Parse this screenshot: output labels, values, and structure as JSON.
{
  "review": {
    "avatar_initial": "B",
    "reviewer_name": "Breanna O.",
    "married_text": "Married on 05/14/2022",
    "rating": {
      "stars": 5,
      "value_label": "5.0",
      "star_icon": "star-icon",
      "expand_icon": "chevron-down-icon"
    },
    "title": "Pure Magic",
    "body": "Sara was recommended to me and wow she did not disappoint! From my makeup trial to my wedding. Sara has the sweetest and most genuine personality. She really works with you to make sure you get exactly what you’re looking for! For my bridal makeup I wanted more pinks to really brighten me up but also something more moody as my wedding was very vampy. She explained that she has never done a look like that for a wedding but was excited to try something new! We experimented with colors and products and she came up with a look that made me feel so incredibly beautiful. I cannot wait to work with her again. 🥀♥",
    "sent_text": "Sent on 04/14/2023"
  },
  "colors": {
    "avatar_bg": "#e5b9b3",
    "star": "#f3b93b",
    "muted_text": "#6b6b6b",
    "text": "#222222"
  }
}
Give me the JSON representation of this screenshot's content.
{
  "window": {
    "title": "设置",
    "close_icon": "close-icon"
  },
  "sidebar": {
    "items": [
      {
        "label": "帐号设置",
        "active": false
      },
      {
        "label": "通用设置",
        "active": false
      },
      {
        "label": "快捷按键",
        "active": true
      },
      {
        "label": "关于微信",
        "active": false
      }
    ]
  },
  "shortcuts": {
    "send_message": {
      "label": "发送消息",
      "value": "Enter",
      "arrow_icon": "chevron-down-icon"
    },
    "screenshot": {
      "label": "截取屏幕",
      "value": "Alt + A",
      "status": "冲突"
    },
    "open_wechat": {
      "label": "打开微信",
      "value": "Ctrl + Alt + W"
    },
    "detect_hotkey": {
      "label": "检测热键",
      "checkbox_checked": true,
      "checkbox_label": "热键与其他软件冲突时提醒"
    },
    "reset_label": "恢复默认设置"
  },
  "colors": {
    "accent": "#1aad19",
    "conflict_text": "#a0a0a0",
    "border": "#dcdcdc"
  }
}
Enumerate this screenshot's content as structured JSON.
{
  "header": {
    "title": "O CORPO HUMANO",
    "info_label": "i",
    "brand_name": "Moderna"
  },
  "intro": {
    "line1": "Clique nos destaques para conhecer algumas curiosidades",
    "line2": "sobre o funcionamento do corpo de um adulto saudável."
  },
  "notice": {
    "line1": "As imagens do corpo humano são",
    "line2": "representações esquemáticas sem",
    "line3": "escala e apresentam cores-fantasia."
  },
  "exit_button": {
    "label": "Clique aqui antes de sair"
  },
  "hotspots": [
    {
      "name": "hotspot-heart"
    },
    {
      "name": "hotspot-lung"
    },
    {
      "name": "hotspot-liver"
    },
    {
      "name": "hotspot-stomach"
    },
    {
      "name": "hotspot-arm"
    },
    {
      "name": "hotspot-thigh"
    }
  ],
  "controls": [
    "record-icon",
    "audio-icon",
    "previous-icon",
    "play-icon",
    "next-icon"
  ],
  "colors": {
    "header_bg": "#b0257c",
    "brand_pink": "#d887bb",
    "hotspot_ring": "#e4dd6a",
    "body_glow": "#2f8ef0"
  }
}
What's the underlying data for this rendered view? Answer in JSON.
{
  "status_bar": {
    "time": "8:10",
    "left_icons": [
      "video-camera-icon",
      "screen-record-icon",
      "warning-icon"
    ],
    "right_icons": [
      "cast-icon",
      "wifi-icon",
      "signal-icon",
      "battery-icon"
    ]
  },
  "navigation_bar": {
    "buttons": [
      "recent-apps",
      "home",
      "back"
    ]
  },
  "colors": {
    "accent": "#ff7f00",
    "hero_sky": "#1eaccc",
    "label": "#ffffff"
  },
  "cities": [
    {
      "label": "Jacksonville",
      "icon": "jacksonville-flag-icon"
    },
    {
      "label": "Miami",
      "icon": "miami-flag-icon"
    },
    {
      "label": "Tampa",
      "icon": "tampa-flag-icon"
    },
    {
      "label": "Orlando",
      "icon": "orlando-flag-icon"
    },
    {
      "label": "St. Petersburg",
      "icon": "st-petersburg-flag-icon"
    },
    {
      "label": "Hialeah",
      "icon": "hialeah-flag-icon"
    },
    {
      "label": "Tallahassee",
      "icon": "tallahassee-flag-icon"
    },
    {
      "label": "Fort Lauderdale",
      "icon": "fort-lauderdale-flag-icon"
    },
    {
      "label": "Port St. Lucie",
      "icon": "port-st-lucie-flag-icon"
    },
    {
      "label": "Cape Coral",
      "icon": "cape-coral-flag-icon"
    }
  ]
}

• _Goal of the exercise_
Report how many lines of the listing above include the word "flag". Say nothing but the number.

• _Output_
10